* [PASSAGE TO READ]:
-- Begin --

Subject: RE: Using analyze-string to catch roman numerals?
From: "Michael Kay" <mike@xxxxxxxxxxxx>
Date: Thu, 9 Oct 2008 23:05:57 +0100
|
The two things wrong with your solution are:
(a) you're matching any sequence of letters that could be a roman numeral,
without looking at the context, hence matching the IX in APPENDIX.
(b) you're only matching the first thing in each element that looks like a
roman numeral
The second is easily fixed: don't use an anchored regex in analyze-string
like this
regex="^(.*?)([IVXL]+)(.*?)$"
Instead use an unanchored regex
regex="([IVXL]+)"
and add an xsl:non-matching-substring element that copies unmatched
substrings across unchanged (or case-converted if you want).
Problem (a) is much harder. You can get a fair way by requiring the sequence
of IVXL to have non-letters before and after it. But you'll still be
matching the word "ILL" as a roman numeral when it clearly isn't. Like all
up-conversion tasks, though, it's very much up to you how much time you want
to spend fine-tuning the patterns and rules that you define.
Michael Kay
http://www.saxonica.com/
> -----Original Message-----
> From: Tony Zanella [mailto:tony.zanella@xxxxxxxxx]
> Sent: 09 October 2008 20:18
> To: xsl-list@xxxxxxxxxxxxxxxxxxxxxx
> Subject: Using analyze-string to catch roman numerals?
>
> Hello all,
>
> Given the following input:
>
> <root>
> <head>CHAPTER II. THE WRECKED FOUNDATIONS OF DOMESTICITY</head>
> <head>PROBLEMA. HELOISE XXIX.</head>
> <head>Selected Letters</head>
> <head>The Second Part of Henry IV.</head>
> <head>VIII</head>
> <head>APPENDIX VII</head>
> <head>Appendix VII</head>
> <head>APPENDIX</head>
> <head>CALVIN XVII</head>
> <head>ILLUSTRATION</head>
> </root>
>
> and the following template:
>
> <xsl:template match="head">
> <xsl:choose>
> <xsl:when test="not(matches(.,'^(.*?)([IVXL]+)(.*?)$'))">
> <xsl:value-of select="lower-case(.)"/>
> </xsl:when>
> <xsl:when test="matches(.,'^(.*?)([IVXL]+)(.*?)$')">
> <xsl:analyze-string select="."

-- End --

* [EXTRACTED INFORMATION]:
-- Begin --

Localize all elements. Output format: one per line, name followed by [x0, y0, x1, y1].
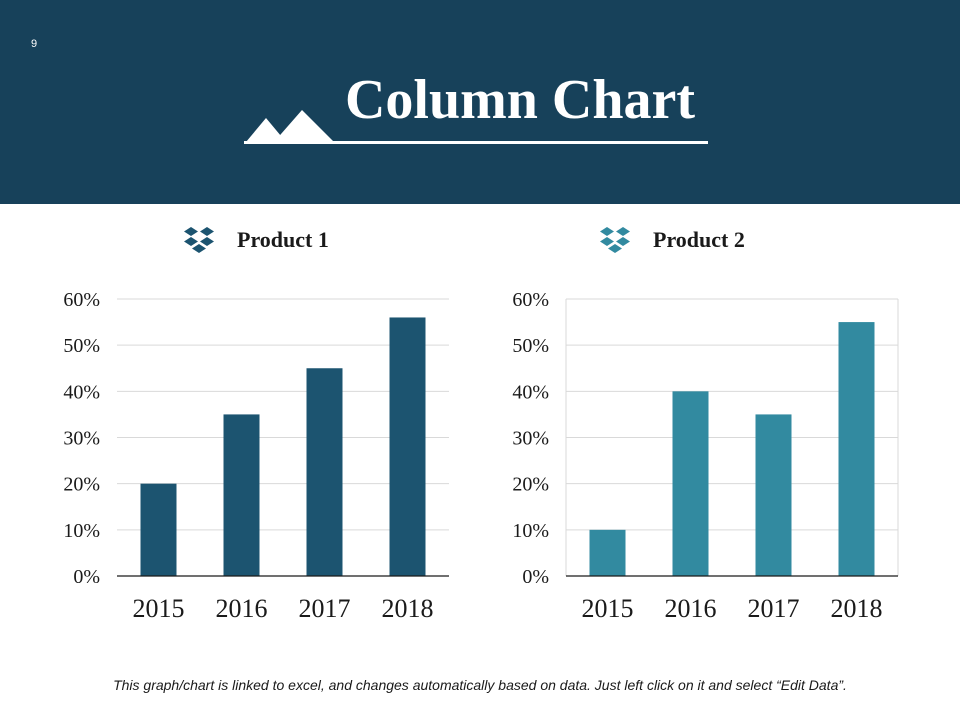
x-tick-label: 2017	[748, 594, 800, 623]
y-tick-label: 50%	[63, 335, 100, 357]
bar	[306, 368, 343, 576]
x-tick-label: 2016	[665, 594, 717, 623]
y-tick-label: 20%	[512, 474, 549, 496]
x-tick-label: 2018	[831, 594, 883, 623]
y-tick-label: 30%	[63, 428, 100, 450]
x-tick-label: 2016	[216, 594, 268, 623]
dropbox-icon	[600, 227, 630, 253]
legend-label: Product 2	[653, 227, 745, 252]
mountain-icon	[246, 110, 334, 142]
y-tick-label: 0%	[73, 566, 100, 588]
y-tick-label: 10%	[63, 520, 100, 542]
x-tick-label: 2015	[582, 594, 634, 623]
page-title: Column Chart	[344, 69, 696, 131]
y-tick-label: 10%	[512, 520, 549, 542]
slide-number: 9	[31, 38, 38, 50]
dropbox-icon	[184, 227, 214, 253]
bar	[589, 529, 626, 576]
y-tick-label: 20%	[63, 474, 100, 496]
legend-label: Product 1	[237, 227, 329, 252]
bar	[755, 414, 792, 576]
y-tick-label: 0%	[522, 566, 549, 588]
y-tick-label: 50%	[512, 335, 549, 357]
y-tick-label: 40%	[512, 381, 549, 403]
bar	[223, 414, 260, 576]
bar	[389, 317, 426, 576]
x-tick-label: 2017	[299, 594, 351, 623]
legend-product-2: Product 2	[599, 222, 745, 258]
y-tick-label: 60%	[512, 289, 549, 311]
y-tick-label: 40%	[63, 381, 100, 403]
y-tick-label: 30%	[512, 428, 549, 450]
bar	[672, 391, 709, 576]
bar	[838, 322, 875, 576]
title-underline	[244, 141, 708, 144]
header-banner: 9 Column Chart	[0, 0, 960, 204]
footnote: This graph/chart is linked to excel, and…	[113, 677, 847, 693]
x-tick-label: 2015	[133, 594, 185, 623]
legend-product-1: Product 1	[183, 222, 329, 258]
y-tick-label: 60%	[63, 289, 100, 311]
bar	[140, 483, 177, 576]
x-tick-label: 2018	[382, 594, 434, 623]
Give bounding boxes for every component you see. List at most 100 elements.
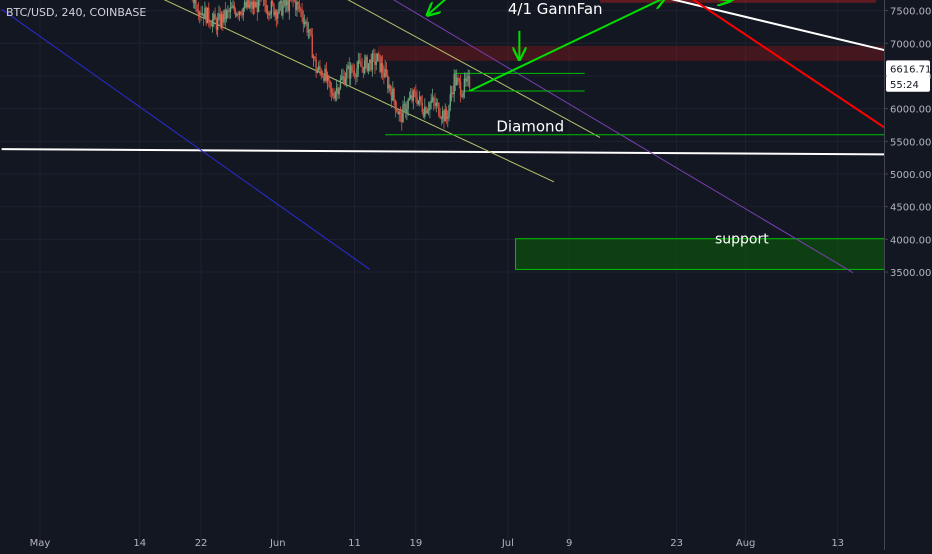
candle-body [228,10,229,11]
candle-body [315,59,316,73]
candle-body [212,19,213,26]
candle-body [223,9,224,22]
candle-body [360,62,361,67]
price-axis-label: 7500.00 [890,7,931,18]
candle-body [281,1,282,16]
candle-body [450,94,451,105]
candle-body [419,97,420,101]
candle-body [232,5,233,7]
candle-body [383,73,384,77]
candle-body [273,4,274,15]
candle-body [272,1,273,4]
candle-body [427,111,428,113]
candle-body [424,107,425,117]
candle-body [277,13,278,18]
candle-body [276,11,277,18]
time-axis-label: 23 [670,538,683,549]
candle [281,0,282,17]
candle-body [314,57,315,59]
candle-body [342,76,343,78]
price-axis-label: 5000.00 [890,170,931,181]
candle-body [211,25,212,27]
candle-body [453,74,454,94]
candle-body [306,22,307,33]
candle-body [416,98,417,104]
candle-body [296,2,297,10]
candle-body [400,112,401,114]
candle-body [209,22,210,25]
candle-body [310,29,311,35]
candle-body [456,78,457,85]
candle-body [457,78,458,79]
candle-body [250,2,251,5]
candle-body [321,70,322,76]
candle-body [439,116,440,118]
candle-body [304,22,305,24]
price-tag: 55:24 [886,76,930,92]
candle-body [305,22,306,23]
interval-label: 240 [62,6,83,19]
candle-body [432,98,433,101]
candle-body [365,57,366,61]
candle-body [374,54,375,65]
candle-body [328,76,329,81]
candle-body [464,79,465,93]
candle-body [465,79,466,82]
candle-body [319,66,320,70]
candle-body [221,14,222,26]
candle-body [441,118,442,119]
candle-body [299,4,300,9]
candle-body [401,113,402,122]
candle-body [369,60,370,64]
candle-body [252,2,253,9]
candle-body [340,80,341,89]
candle-body [220,14,221,26]
price-axis-label: 5500.00 [890,137,931,148]
candle-body [194,0,195,3]
candle-body [410,95,411,98]
candle-body [333,96,334,98]
candle-body [241,14,242,15]
candle-body [359,60,360,62]
candle-body [355,76,356,78]
candle-body [461,96,462,97]
time-axis-label: 22 [195,538,208,549]
candle [377,53,378,61]
candle-body [347,66,348,69]
candle-body [387,75,388,88]
candle-body [428,110,429,111]
candle-body [225,9,226,19]
candle-body [420,97,421,103]
candle-body [208,8,209,22]
green-support-zone [516,239,892,270]
candle-body [392,89,393,101]
candle-body [336,88,337,93]
candle-body [202,13,203,15]
candle-body [376,61,377,65]
candle-body [230,7,231,11]
candle-body [409,98,410,100]
time-axis-label: Jun [269,538,286,549]
candle-body [289,0,290,11]
candle-body [255,2,256,8]
candle-body [414,91,415,92]
candle-body [258,0,259,12]
candle-body [205,8,206,24]
candle-body [308,31,309,33]
candle-body [254,2,255,8]
price-tag-label: 55:24 [890,80,919,91]
candle-body [337,88,338,95]
candle-body [327,76,328,81]
candle-body [423,112,424,117]
candle-body [466,77,467,81]
candle-body [264,0,265,6]
candle-body [218,14,219,19]
time-axis-label: 11 [348,538,361,549]
time-axis-label: 13 [831,538,844,549]
candle-body [301,9,302,17]
time-axis-label: 14 [133,538,146,549]
candle-body [436,103,437,106]
candle-body [388,85,389,89]
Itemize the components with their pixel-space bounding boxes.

-- End --

* [TASK]:
Decide whether each statement below agrees with the roman numerals thread. Answer yes or no for each, and quote the words of the text that decide it.
1. Problem (a) is easier to fix than problem (b).
2. Requiring non-letters before and after the sequence of IVXL still leaves the word "ILL" matched as a roman numeral.
3. The suggested fix adds an xsl:non-matching-substring element that copies unmatched substrings across.

* [EXERCISE ANSWER]:
1. No: "Problem (a) is much harder."
2. Yes: "But you'll still be matching the word "ILL" as a roman numeral when it clearly isn't."
3. Yes: "add an xsl:non-matching-substring element that copies unmatched substrings across unchanged"